TASK DETAILS:
Scan the listing below. Report each line that includes "salles".

(Stored items)
* BEGIN *

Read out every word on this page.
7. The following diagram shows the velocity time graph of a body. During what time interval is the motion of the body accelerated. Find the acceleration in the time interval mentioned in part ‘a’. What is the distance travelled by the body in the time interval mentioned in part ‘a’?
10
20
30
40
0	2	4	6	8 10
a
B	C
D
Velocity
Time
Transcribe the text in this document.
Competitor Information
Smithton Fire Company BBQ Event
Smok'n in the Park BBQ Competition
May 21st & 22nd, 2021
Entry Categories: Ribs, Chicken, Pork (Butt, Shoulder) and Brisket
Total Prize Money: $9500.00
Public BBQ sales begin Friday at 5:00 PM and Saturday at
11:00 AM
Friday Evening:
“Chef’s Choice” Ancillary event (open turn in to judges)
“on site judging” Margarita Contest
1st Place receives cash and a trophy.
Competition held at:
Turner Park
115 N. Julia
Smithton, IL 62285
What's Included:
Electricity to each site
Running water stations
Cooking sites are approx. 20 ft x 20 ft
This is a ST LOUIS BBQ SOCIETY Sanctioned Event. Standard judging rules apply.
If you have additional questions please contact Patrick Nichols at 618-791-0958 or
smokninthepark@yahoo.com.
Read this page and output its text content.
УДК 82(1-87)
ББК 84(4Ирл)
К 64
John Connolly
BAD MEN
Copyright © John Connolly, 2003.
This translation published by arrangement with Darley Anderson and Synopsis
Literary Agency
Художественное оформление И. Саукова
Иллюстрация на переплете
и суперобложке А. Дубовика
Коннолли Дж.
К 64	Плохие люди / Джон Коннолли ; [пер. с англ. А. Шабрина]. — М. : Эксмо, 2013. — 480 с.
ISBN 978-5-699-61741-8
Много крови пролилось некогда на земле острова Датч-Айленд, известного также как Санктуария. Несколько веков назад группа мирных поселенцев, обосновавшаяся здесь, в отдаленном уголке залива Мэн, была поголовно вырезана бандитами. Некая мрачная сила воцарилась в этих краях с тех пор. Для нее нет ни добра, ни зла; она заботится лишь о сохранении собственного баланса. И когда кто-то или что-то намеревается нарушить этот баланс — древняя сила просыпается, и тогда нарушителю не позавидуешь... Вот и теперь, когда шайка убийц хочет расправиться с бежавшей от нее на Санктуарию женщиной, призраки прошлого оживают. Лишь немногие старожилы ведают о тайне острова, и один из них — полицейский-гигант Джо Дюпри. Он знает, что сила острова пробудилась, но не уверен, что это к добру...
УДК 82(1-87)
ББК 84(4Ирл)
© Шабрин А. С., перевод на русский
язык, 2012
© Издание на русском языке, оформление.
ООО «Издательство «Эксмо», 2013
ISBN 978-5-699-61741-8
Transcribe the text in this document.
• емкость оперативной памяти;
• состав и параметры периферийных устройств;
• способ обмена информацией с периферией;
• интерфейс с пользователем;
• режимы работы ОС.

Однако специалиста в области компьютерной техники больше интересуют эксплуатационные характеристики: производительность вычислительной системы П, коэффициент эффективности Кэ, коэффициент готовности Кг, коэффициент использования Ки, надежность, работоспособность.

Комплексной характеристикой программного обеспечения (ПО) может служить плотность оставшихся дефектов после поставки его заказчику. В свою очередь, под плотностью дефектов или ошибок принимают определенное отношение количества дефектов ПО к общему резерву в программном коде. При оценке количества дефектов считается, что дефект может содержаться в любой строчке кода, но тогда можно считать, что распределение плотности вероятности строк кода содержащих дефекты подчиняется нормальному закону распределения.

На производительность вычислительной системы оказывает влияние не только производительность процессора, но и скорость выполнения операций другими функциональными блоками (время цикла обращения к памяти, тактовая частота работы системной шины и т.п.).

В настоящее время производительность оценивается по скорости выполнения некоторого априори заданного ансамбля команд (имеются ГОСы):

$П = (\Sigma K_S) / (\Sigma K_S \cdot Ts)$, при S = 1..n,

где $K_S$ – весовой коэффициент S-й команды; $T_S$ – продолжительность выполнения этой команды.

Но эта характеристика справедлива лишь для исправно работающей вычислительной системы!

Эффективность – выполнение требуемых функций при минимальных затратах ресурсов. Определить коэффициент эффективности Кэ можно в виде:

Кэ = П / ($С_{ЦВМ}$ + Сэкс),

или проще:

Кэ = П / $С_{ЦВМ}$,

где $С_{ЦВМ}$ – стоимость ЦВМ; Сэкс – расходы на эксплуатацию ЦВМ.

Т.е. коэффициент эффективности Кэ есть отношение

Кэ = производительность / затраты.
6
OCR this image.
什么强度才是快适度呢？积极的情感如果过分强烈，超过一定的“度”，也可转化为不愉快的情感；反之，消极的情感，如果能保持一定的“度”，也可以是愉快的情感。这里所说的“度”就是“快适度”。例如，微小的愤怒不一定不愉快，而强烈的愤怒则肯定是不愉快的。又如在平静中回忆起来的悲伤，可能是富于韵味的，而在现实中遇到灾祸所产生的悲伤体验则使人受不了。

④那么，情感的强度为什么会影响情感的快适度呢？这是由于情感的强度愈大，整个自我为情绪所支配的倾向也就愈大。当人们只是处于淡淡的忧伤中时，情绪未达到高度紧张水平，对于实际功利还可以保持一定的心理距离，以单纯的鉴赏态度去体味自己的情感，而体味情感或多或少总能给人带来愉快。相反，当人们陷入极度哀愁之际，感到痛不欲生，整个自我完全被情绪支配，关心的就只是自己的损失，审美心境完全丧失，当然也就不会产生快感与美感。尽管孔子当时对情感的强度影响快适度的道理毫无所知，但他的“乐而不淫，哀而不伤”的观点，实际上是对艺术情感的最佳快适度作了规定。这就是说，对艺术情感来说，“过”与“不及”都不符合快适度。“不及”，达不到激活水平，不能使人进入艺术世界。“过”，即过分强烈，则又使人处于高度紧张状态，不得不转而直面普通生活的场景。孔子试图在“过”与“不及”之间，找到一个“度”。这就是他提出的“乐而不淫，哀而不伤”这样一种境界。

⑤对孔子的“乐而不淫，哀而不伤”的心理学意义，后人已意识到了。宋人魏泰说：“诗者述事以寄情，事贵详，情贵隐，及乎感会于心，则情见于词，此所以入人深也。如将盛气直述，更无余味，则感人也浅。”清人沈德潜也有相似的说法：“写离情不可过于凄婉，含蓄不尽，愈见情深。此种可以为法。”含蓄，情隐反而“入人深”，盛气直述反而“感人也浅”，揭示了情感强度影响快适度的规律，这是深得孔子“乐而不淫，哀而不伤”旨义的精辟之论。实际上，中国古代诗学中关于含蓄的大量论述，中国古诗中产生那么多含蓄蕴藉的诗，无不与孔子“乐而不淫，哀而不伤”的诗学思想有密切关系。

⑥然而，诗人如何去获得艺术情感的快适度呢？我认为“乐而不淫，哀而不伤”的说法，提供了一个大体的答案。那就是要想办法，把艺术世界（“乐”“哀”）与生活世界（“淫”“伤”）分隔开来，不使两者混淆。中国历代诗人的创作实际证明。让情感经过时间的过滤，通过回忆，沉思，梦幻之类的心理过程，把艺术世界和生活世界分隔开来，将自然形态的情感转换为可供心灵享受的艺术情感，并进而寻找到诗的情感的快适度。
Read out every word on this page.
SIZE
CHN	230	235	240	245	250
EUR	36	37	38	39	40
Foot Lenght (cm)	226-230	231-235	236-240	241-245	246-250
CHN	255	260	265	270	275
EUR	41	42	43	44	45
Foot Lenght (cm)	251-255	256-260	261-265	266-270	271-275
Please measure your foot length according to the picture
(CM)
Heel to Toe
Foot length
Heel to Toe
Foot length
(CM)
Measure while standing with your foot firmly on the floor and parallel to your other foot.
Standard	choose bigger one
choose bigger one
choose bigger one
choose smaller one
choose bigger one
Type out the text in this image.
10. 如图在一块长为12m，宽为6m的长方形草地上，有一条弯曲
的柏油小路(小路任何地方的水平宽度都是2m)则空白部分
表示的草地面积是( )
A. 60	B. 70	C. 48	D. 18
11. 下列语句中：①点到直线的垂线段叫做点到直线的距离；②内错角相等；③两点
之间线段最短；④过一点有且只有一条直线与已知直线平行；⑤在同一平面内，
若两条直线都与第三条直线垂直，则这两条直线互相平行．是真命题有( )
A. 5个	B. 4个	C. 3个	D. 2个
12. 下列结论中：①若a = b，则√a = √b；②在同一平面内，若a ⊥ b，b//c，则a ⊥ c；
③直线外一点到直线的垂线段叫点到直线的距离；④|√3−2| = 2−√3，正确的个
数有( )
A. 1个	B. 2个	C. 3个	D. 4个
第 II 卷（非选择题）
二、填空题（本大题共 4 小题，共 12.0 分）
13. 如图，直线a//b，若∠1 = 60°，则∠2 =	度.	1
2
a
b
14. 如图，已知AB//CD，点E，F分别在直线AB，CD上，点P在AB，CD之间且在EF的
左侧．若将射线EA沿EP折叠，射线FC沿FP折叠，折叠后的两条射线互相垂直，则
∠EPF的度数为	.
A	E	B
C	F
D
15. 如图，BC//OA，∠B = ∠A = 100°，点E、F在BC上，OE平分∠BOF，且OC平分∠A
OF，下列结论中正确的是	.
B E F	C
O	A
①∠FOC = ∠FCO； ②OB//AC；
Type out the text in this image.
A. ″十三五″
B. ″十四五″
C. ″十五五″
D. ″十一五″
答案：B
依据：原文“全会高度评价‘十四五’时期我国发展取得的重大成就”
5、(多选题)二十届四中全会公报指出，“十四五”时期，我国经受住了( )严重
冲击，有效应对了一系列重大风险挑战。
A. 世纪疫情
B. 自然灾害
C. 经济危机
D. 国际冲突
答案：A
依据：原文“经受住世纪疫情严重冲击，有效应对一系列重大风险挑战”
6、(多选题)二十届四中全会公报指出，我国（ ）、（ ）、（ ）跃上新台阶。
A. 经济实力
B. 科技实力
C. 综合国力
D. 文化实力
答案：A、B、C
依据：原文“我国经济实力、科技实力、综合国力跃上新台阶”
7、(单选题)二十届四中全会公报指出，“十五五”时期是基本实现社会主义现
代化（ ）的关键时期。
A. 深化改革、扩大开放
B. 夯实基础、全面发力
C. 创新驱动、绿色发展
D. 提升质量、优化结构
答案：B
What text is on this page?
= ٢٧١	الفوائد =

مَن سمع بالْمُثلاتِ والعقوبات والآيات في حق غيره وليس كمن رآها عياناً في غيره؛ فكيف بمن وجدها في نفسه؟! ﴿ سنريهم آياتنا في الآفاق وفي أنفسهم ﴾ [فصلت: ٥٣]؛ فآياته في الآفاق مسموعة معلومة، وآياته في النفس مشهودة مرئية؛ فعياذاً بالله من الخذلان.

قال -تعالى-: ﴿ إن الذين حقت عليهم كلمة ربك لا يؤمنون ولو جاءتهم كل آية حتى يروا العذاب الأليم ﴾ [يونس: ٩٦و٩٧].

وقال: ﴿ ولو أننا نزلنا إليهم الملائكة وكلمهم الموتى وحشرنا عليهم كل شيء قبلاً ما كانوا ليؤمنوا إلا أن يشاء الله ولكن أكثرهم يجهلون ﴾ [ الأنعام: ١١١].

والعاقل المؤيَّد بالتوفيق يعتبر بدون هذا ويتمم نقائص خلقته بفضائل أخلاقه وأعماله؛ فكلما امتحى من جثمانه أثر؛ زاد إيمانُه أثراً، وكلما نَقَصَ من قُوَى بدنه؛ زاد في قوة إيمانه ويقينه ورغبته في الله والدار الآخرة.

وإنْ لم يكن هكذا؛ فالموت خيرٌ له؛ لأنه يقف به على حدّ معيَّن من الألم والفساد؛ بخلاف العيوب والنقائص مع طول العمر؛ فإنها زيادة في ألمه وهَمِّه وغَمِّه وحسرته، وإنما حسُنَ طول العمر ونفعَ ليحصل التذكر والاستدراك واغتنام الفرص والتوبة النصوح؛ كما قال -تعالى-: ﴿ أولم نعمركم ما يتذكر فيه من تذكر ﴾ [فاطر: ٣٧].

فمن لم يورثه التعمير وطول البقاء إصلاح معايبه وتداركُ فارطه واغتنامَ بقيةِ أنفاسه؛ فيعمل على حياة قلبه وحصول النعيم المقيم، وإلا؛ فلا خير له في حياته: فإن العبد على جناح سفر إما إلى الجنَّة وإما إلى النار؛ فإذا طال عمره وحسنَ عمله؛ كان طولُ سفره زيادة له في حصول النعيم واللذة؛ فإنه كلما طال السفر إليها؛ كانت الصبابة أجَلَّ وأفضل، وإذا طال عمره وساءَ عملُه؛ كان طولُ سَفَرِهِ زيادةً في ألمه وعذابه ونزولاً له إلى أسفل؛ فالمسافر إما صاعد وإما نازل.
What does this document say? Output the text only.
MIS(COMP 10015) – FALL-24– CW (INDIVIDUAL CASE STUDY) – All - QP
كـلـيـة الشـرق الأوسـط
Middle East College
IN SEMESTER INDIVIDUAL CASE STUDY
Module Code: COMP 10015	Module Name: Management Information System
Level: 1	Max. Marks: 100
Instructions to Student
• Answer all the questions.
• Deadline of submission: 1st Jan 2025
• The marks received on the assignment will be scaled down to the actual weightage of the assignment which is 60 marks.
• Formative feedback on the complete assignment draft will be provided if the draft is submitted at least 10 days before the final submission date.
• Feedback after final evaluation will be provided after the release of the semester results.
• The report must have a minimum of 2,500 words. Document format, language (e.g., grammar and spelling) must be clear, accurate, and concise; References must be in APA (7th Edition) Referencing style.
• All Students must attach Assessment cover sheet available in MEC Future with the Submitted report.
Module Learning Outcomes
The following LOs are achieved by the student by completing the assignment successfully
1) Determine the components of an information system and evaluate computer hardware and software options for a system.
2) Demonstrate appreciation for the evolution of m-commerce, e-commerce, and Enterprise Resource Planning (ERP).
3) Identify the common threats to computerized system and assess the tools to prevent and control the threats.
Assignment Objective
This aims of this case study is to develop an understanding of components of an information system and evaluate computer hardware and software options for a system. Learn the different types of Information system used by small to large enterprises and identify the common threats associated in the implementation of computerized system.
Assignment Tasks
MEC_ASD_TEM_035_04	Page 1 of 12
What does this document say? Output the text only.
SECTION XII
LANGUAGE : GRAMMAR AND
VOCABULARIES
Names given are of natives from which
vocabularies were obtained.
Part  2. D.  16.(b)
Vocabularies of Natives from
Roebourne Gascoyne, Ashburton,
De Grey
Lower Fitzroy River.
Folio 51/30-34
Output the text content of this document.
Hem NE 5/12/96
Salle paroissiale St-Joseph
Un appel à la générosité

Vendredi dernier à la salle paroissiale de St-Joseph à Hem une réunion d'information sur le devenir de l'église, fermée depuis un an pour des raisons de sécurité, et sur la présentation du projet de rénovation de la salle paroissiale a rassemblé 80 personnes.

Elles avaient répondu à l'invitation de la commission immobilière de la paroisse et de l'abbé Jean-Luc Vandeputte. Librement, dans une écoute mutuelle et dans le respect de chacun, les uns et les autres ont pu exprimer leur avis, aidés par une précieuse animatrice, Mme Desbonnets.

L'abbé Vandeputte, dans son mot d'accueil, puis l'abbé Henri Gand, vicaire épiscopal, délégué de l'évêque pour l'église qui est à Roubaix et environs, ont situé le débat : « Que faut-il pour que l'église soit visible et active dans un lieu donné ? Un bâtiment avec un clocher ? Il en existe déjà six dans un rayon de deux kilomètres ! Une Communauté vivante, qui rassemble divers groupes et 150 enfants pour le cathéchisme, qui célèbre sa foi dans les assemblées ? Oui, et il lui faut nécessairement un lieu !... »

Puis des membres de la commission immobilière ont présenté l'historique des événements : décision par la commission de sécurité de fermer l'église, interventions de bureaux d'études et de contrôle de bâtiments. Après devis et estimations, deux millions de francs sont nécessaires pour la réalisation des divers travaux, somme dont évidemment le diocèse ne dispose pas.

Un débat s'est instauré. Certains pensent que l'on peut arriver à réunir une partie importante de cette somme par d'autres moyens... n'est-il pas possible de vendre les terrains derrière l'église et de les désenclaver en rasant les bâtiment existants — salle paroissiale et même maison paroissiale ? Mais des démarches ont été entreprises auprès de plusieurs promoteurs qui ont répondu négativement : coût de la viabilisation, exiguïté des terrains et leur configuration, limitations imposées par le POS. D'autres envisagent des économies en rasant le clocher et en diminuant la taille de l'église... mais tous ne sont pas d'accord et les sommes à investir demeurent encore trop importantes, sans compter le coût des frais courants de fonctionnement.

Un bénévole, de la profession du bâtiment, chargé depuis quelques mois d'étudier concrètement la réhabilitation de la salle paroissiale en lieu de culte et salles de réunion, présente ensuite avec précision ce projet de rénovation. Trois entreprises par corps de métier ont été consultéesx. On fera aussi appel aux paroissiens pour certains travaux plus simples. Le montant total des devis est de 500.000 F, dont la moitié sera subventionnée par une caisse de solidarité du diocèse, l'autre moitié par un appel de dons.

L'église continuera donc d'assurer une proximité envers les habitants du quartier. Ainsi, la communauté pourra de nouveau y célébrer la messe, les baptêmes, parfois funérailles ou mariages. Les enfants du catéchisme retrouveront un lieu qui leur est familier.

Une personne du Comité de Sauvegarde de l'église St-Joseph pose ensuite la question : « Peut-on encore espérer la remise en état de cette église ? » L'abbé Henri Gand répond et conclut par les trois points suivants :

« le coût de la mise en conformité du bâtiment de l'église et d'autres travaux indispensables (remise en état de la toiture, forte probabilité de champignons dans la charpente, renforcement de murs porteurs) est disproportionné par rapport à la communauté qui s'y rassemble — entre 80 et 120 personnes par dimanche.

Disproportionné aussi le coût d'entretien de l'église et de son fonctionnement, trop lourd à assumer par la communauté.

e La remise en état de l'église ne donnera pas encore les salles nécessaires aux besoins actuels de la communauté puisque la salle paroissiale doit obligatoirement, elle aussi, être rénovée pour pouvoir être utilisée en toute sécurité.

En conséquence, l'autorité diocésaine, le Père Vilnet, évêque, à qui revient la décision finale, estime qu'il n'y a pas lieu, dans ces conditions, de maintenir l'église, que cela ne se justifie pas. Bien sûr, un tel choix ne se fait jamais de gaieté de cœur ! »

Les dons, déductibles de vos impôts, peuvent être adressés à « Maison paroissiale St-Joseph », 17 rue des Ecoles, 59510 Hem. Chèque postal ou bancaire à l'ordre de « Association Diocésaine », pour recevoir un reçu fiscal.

* END *

ANSWER TO THIS PROBLEM:
Un bénévole, de la profession du bâtiment, chargé depuis quelques mois d'étudier concrètement la réhabilitation de la salle paroissiale en lieu de culte et salles de réunion, présente ensuite avec précision ce projet de rénovation. Trois entreprises par corps de métier ont été consultéesx. On fera aussi appel aux paroissiens pour certains travaux plus simples. Le montant total des devis est de 500.000 F, dont la moitié sera subventionnée par une caisse de solidarité du diocèse, l'autre moitié par un appel de dons.
e La remise en état de l'église ne donnera pas encore les salles nécessaires aux besoins actuels de la communauté puisque la salle paroissiale doit obligatoirement, elle aussi, être rénovée pour pouvoir être utilisée en toute sécurité.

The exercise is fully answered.